►

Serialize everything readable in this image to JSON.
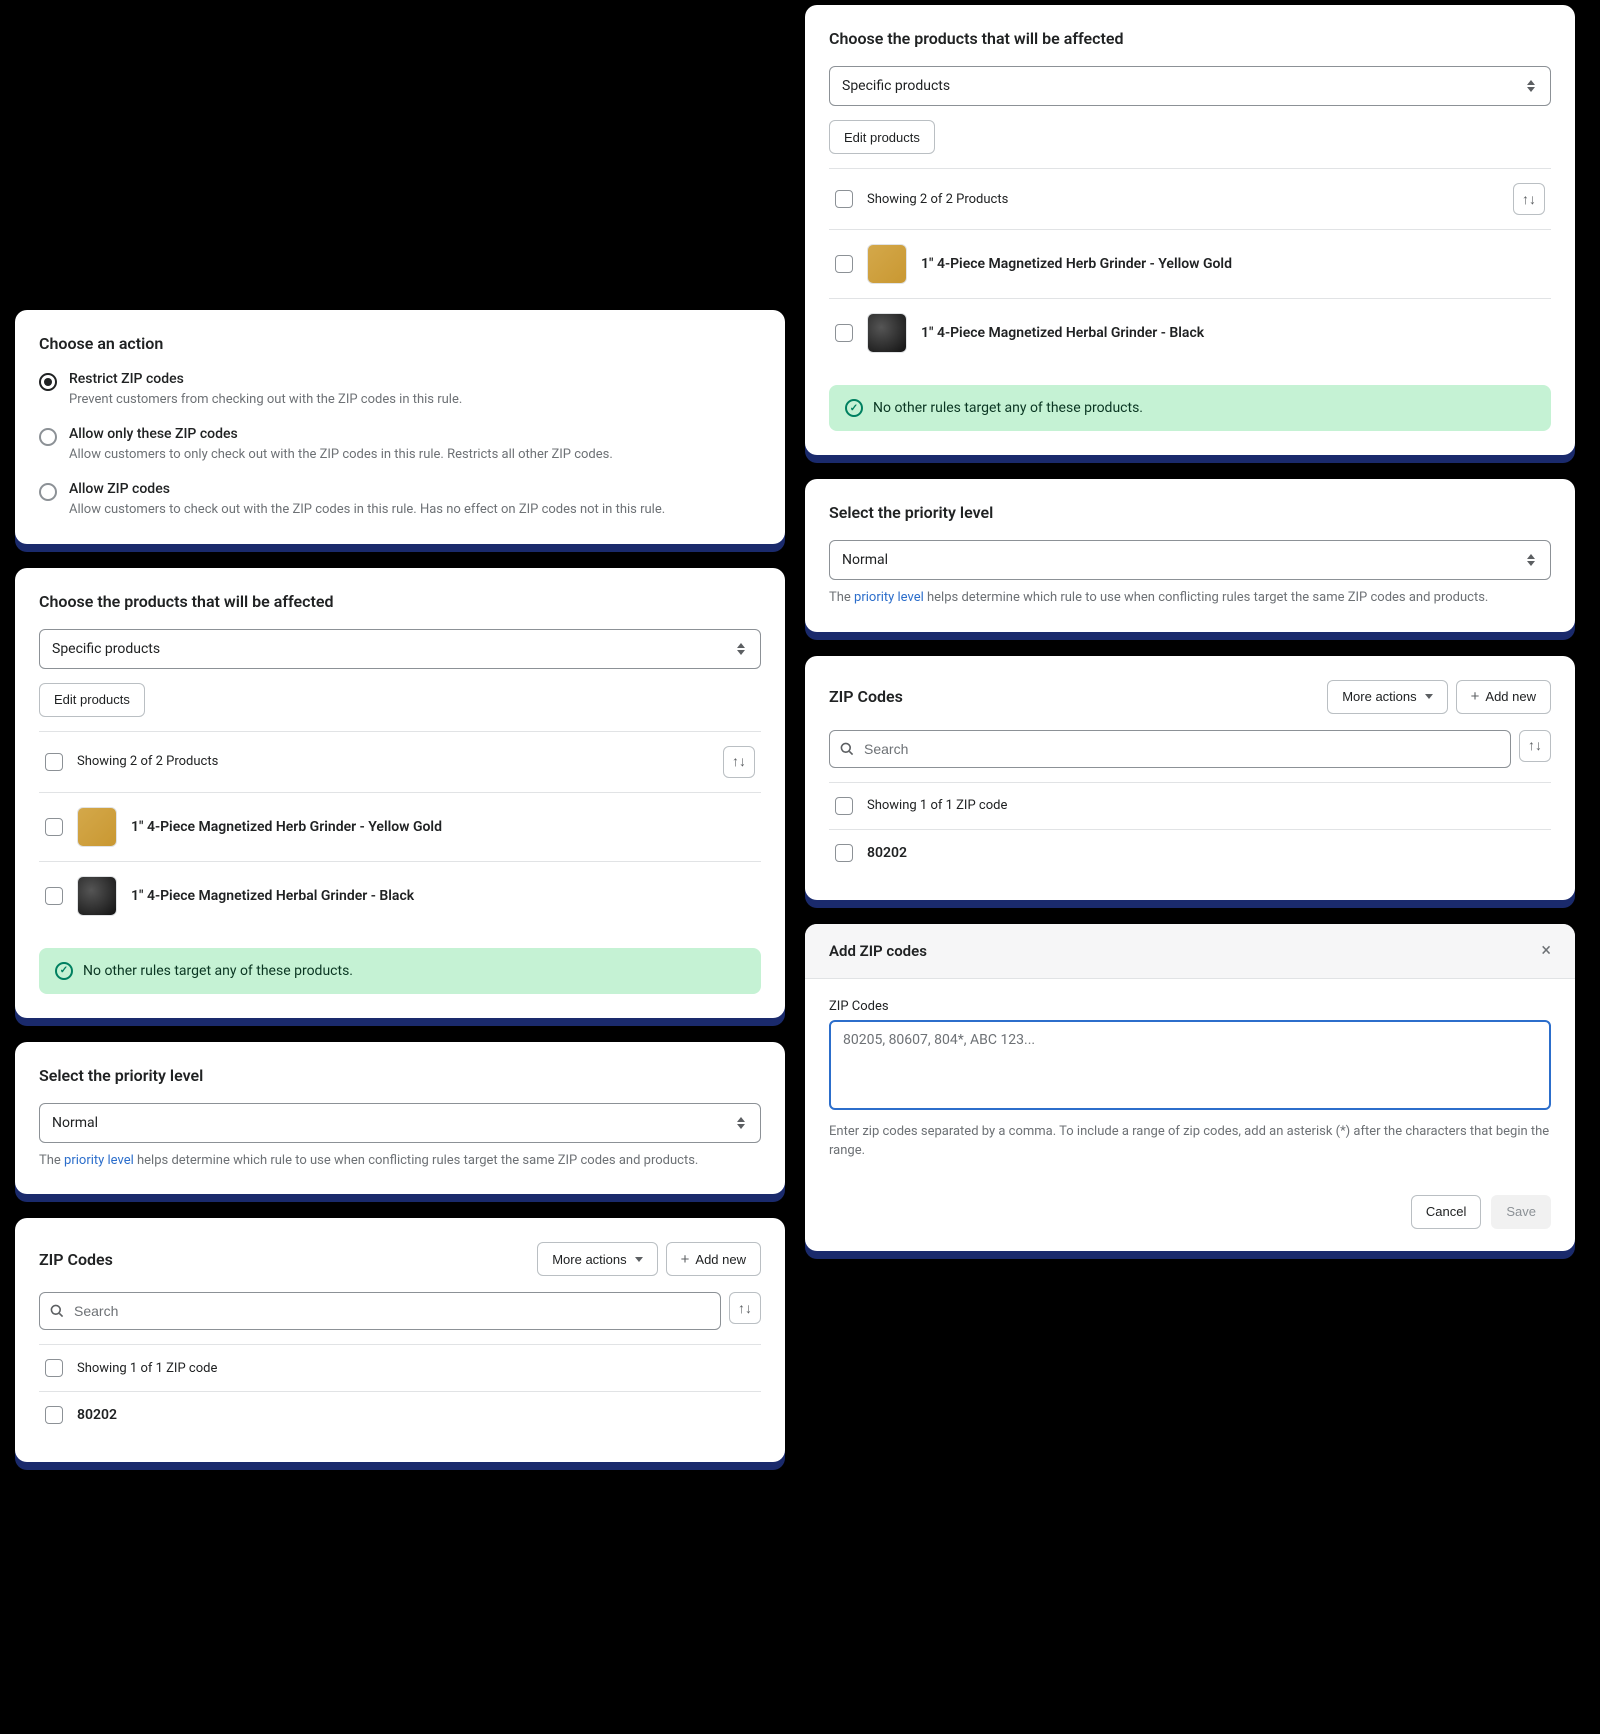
{
  "action_card": {
    "title": "Choose an action",
    "options": [
      {
        "label": "Restrict ZIP codes",
        "desc": "Prevent customers from checking out with the ZIP codes in this rule.",
        "selected": true
      },
      {
        "label": "Allow only these ZIP codes",
        "desc": "Allow customers to only check out with the ZIP codes in this rule. Restricts all other ZIP codes.",
        "selected": false
      },
      {
        "label": "Allow ZIP codes",
        "desc": "Allow customers to check out with the ZIP codes in this rule. Has no effect on ZIP codes not in this rule.",
        "selected": false
      }
    ]
  },
  "products_card": {
    "title": "Choose the products that will be affected",
    "select_value": "Specific products",
    "edit_btn": "Edit products",
    "count_text": "Showing 2 of 2 Products",
    "products": [
      {
        "name": "1\" 4-Piece Magnetized Herb Grinder - Yellow Gold",
        "thumb": "yellow"
      },
      {
        "name": "1\" 4-Piece Magnetized Herbal Grinder - Black",
        "thumb": "black"
      }
    ],
    "banner_text": "No other rules target any of these products."
  },
  "priority_card": {
    "title": "Select the priority level",
    "select_value": "Normal",
    "help_pre": "The ",
    "help_link": "priority level",
    "help_post": " helps determine which rule to use when conflicting rules target the same ZIP codes and products."
  },
  "zip_card": {
    "title": "ZIP Codes",
    "more_btn": "More actions",
    "add_btn": "Add new",
    "search_placeholder": "Search",
    "count_text": "Showing 1 of 1 ZIP code",
    "codes": [
      {
        "value": "80202"
      }
    ]
  },
  "modal": {
    "title": "Add ZIP codes",
    "field_label": "ZIP Codes",
    "placeholder": "80205, 80607, 804*, ABC 123...",
    "helper": "Enter zip codes separated by a comma. To include a range of zip codes, add an asterisk (*) after the characters that begin the range.",
    "cancel": "Cancel",
    "save": "Save"
  }
}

◄

**What you need to do**
Set down the complete material exactly, but do not include the images.

**Solution**
Serialize everything readable in this image to JSON.
{
  "action_card": {
    "title": "Choose an action",
    "options": [
      {
        "label": "Restrict ZIP codes",
        "desc": "Prevent customers from checking out with the ZIP codes in this rule.",
        "selected": true
      },
      {
        "label": "Allow only these ZIP codes",
        "desc": "Allow customers to only check out with the ZIP codes in this rule. Restricts all other ZIP codes.",
        "selected": false
      },
      {
        "label": "Allow ZIP codes",
        "desc": "Allow customers to check out with the ZIP codes in this rule. Has no effect on ZIP codes not in this rule.",
        "selected": false
      }
    ]
  },
  "products_card": {
    "title": "Choose the products that will be affected",
    "select_value": "Specific products",
    "edit_btn": "Edit products",
    "count_text": "Showing 2 of 2 Products",
    "products": [
      {
        "name": "1\" 4-Piece Magnetized Herb Grinder - Yellow Gold",
        "thumb": "yellow"
      },
      {
        "name": "1\" 4-Piece Magnetized Herbal Grinder - Black",
        "thumb": "black"
      }
    ],
    "banner_text": "No other rules target any of these products."
  },
  "priority_card": {
    "title": "Select the priority level",
    "select_value": "Normal",
    "help_pre": "The ",
    "help_link": "priority level",
    "help_post": " helps determine which rule to use when conflicting rules target the same ZIP codes and products."
  },
  "zip_card": {
    "title": "ZIP Codes",
    "more_btn": "More actions",
    "add_btn": "Add new",
    "search_placeholder": "Search",
    "count_text": "Showing 1 of 1 ZIP code",
    "codes": [
      {
        "value": "80202"
      }
    ]
  },
  "modal": {
    "title": "Add ZIP codes",
    "field_label": "ZIP Codes",
    "placeholder": "80205, 80607, 804*, ABC 123...",
    "helper": "Enter zip codes separated by a comma. To include a range of zip codes, add an asterisk (*) after the characters that begin the range.",
    "cancel": "Cancel",
    "save": "Save"
  }
}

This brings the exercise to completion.